Input records ::
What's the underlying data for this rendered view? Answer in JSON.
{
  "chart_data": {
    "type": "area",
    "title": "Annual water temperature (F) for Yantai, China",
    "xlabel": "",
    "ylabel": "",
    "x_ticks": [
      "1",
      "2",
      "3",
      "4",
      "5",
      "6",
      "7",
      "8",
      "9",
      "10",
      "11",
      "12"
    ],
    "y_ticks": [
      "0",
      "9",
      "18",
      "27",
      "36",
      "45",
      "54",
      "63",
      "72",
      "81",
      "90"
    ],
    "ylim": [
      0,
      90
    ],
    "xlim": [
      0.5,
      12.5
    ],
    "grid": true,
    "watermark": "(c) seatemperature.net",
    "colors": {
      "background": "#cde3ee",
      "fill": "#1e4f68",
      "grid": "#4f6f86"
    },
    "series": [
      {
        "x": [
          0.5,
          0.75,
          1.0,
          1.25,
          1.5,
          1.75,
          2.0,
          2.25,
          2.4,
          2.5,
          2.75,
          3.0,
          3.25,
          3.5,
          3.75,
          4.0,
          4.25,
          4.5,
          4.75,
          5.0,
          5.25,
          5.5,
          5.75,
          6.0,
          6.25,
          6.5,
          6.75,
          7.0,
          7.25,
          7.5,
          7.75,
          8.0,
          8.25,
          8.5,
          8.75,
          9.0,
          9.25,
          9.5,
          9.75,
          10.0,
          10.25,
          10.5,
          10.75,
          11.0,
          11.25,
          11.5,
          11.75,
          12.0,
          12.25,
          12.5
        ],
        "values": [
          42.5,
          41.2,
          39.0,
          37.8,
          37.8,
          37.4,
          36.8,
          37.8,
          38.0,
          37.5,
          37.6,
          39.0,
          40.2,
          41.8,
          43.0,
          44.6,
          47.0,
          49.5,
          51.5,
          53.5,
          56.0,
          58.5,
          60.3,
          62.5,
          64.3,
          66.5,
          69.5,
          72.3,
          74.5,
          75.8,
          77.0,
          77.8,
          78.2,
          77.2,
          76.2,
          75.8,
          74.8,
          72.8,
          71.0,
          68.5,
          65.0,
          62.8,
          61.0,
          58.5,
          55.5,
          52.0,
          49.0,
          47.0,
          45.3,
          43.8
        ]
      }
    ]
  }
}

Description of the task ::
Take the entries above and transcribe them in full.

The reply ::
What's the underlying data for this rendered view? Answer in JSON.
{
  "chart_data": {
    "type": "area",
    "title": "Annual water temperature (F) for Yantai, China",
    "xlabel": "",
    "ylabel": "",
    "x_ticks": [
      "1",
      "2",
      "3",
      "4",
      "5",
      "6",
      "7",
      "8",
      "9",
      "10",
      "11",
      "12"
    ],
    "y_ticks": [
      "0",
      "9",
      "18",
      "27",
      "36",
      "45",
      "54",
      "63",
      "72",
      "81",
      "90"
    ],
    "ylim": [
      0,
      90
    ],
    "xlim": [
      0.5,
      12.5
    ],
    "grid": true,
    "watermark": "(c) seatemperature.net",
    "colors": {
      "background": "#cde3ee",
      "fill": "#1e4f68",
      "grid": "#4f6f86"
    },
    "series": [
      {
        "x": [
          0.5,
          0.75,
          1.0,
          1.25,
          1.5,
          1.75,
          2.0,
          2.25,
          2.4,
          2.5,
          2.75,
          3.0,
          3.25,
          3.5,
          3.75,
          4.0,
          4.25,
          4.5,
          4.75,
          5.0,
          5.25,
          5.5,
          5.75,
          6.0,
          6.25,
          6.5,
          6.75,
          7.0,
          7.25,
          7.5,
          7.75,
          8.0,
          8.25,
          8.5,
          8.75,
          9.0,
          9.25,
          9.5,
          9.75,
          10.0,
          10.25,
          10.5,
          10.75,
          11.0,
          11.25,
          11.5,
          11.75,
          12.0,
          12.25,
          12.5
        ],
        "values": [
          42.5,
          41.2,
          39.0,
          37.8,
          37.8,
          37.4,
          36.8,
          37.8,
          38.0,
          37.5,
          37.6,
          39.0,
          40.2,
          41.8,
          43.0,
          44.6,
          47.0,
          49.5,
          51.5,
          53.5,
          56.0,
          58.5,
          60.3,
          62.5,
          64.3,
          66.5,
          69.5,
          72.3,
          74.5,
          75.8,
          77.0,
          77.8,
          78.2,
          77.2,
          76.2,
          75.8,
          74.8,
          72.8,
          71.0,
          68.5,
          65.0,
          62.8,
          61.0,
          58.5,
          55.5,
          52.0,
          49.0,
          47.0,
          45.3,
          43.8
        ]
      }
    ]
  }
}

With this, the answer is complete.